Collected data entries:

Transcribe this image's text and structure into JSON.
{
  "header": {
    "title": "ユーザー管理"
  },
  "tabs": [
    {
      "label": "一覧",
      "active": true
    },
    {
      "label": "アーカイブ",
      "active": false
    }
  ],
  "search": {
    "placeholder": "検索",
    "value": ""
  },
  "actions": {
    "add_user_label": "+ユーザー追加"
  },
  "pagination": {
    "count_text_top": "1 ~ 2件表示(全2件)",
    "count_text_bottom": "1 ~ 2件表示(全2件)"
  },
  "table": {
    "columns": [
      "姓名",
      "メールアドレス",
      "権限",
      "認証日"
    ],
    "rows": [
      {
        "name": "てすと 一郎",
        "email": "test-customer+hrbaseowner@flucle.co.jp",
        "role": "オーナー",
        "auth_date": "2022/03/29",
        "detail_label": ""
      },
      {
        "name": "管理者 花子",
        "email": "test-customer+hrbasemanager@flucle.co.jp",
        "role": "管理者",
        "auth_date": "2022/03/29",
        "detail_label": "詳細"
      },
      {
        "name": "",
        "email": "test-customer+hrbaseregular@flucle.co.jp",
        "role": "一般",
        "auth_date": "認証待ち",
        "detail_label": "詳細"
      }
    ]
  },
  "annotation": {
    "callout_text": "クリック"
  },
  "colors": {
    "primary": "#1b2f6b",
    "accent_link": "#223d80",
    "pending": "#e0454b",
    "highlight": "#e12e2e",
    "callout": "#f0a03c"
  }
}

Problem to work on -
Restate every line of the data word for word.

Finished answer -
Transcribe this image's text and structure into JSON.
{
  "header": {
    "title": "ユーザー管理"
  },
  "tabs": [
    {
      "label": "一覧",
      "active": true
    },
    {
      "label": "アーカイブ",
      "active": false
    }
  ],
  "search": {
    "placeholder": "検索",
    "value": ""
  },
  "actions": {
    "add_user_label": "+ユーザー追加"
  },
  "pagination": {
    "count_text_top": "1 ~ 2件表示(全2件)",
    "count_text_bottom": "1 ~ 2件表示(全2件)"
  },
  "table": {
    "columns": [
      "姓名",
      "メールアドレス",
      "権限",
      "認証日"
    ],
    "rows": [
      {
        "name": "てすと 一郎",
        "email": "test-customer+hrbaseowner@flucle.co.jp",
        "role": "オーナー",
        "auth_date": "2022/03/29",
        "detail_label": ""
      },
      {
        "name": "管理者 花子",
        "email": "test-customer+hrbasemanager@flucle.co.jp",
        "role": "管理者",
        "auth_date": "2022/03/29",
        "detail_label": "詳細"
      },
      {
        "name": "",
        "email": "test-customer+hrbaseregular@flucle.co.jp",
        "role": "一般",
        "auth_date": "認証待ち",
        "detail_label": "詳細"
      }
    ]
  },
  "annotation": {
    "callout_text": "クリック"
  },
  "colors": {
    "primary": "#1b2f6b",
    "accent_link": "#223d80",
    "pending": "#e0454b",
    "highlight": "#e12e2e",
    "callout": "#f0a03c"
  }
}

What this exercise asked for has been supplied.